Listed entries start

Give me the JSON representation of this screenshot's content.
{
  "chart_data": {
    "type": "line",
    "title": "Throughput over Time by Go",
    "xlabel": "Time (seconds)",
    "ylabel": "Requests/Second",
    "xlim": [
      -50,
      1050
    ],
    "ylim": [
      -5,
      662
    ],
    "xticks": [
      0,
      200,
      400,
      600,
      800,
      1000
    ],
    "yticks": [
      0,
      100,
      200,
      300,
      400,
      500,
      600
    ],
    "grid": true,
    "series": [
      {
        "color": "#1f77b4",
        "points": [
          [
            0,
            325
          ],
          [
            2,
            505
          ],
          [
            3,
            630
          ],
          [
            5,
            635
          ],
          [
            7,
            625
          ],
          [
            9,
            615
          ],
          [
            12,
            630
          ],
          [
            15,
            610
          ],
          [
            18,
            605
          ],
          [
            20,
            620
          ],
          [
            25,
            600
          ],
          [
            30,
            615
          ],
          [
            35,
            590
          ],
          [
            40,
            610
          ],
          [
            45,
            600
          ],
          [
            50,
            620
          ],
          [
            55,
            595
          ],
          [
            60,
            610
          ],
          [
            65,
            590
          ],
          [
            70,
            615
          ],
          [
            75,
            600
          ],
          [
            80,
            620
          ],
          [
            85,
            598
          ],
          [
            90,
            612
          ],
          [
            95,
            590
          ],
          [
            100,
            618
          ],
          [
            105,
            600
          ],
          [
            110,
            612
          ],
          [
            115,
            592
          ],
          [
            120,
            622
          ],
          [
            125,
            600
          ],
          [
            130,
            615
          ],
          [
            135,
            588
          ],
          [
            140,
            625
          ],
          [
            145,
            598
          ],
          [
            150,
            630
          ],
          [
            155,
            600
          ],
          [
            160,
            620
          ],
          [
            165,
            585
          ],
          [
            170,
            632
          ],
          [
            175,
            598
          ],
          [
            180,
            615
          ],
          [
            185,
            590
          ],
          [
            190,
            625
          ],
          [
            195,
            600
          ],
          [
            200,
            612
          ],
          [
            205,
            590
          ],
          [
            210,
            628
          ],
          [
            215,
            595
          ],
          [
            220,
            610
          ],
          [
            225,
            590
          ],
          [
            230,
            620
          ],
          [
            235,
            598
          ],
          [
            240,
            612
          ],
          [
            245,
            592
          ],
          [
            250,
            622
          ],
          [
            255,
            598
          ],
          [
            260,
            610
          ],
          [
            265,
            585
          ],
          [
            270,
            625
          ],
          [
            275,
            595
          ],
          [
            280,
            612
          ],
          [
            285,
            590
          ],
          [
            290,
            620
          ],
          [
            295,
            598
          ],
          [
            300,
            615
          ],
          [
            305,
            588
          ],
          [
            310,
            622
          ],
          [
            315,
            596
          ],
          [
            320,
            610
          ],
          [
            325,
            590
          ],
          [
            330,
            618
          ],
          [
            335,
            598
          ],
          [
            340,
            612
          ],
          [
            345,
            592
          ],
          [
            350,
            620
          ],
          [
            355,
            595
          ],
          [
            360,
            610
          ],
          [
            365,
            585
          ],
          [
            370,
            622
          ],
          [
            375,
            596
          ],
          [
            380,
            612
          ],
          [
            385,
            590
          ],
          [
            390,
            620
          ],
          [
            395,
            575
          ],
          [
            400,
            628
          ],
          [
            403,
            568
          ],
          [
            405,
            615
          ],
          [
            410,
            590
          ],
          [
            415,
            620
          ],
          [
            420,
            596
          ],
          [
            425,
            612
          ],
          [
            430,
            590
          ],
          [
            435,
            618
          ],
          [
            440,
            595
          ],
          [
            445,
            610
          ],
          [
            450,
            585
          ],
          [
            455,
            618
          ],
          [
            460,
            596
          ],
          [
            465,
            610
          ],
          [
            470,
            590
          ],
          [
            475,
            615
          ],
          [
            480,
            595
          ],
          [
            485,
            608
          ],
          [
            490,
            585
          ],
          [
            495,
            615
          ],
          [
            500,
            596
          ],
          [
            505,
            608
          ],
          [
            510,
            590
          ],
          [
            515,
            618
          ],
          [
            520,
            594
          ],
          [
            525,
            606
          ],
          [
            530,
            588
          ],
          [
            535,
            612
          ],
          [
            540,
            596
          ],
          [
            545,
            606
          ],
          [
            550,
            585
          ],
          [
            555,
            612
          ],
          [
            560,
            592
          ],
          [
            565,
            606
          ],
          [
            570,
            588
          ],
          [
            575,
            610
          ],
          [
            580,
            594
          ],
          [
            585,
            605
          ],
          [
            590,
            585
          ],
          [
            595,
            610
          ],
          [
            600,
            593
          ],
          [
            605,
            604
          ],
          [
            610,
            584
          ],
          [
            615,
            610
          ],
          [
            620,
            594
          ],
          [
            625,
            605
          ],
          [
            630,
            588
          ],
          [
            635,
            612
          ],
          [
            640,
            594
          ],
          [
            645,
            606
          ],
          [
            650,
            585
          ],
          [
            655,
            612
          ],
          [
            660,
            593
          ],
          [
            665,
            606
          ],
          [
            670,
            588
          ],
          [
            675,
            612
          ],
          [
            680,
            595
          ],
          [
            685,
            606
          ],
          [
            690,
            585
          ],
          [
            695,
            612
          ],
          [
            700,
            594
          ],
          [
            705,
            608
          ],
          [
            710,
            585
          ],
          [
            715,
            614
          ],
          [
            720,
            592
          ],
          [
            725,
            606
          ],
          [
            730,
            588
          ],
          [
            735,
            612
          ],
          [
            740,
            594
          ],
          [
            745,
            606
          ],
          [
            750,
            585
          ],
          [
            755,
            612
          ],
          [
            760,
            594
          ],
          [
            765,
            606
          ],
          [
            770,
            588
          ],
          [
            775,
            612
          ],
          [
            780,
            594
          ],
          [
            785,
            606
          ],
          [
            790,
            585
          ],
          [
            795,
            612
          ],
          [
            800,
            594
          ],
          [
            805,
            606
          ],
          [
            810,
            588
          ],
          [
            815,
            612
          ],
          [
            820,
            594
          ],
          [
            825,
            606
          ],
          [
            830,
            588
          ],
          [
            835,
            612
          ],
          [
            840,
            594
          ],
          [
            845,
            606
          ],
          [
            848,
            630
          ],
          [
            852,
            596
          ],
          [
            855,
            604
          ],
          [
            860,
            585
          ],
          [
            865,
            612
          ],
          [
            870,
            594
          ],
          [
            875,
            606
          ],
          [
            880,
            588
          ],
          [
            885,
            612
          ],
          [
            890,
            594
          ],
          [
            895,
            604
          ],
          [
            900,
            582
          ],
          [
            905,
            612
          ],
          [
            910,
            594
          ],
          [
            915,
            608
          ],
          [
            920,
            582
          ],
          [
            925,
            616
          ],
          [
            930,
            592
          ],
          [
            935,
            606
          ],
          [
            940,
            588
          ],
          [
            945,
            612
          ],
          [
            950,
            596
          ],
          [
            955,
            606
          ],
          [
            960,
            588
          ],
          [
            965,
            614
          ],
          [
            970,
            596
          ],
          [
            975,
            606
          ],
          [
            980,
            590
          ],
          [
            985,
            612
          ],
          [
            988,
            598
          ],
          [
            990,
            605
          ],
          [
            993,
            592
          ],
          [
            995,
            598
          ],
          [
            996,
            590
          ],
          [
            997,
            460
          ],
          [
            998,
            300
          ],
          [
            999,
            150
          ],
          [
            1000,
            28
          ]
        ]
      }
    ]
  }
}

Listed entries end

Problem to work on: Where a line in the entries holds the word "Time", copy that line.

Completed task:
    "title": "Throughput over Time by Go",
    "xlabel": "Time (seconds)",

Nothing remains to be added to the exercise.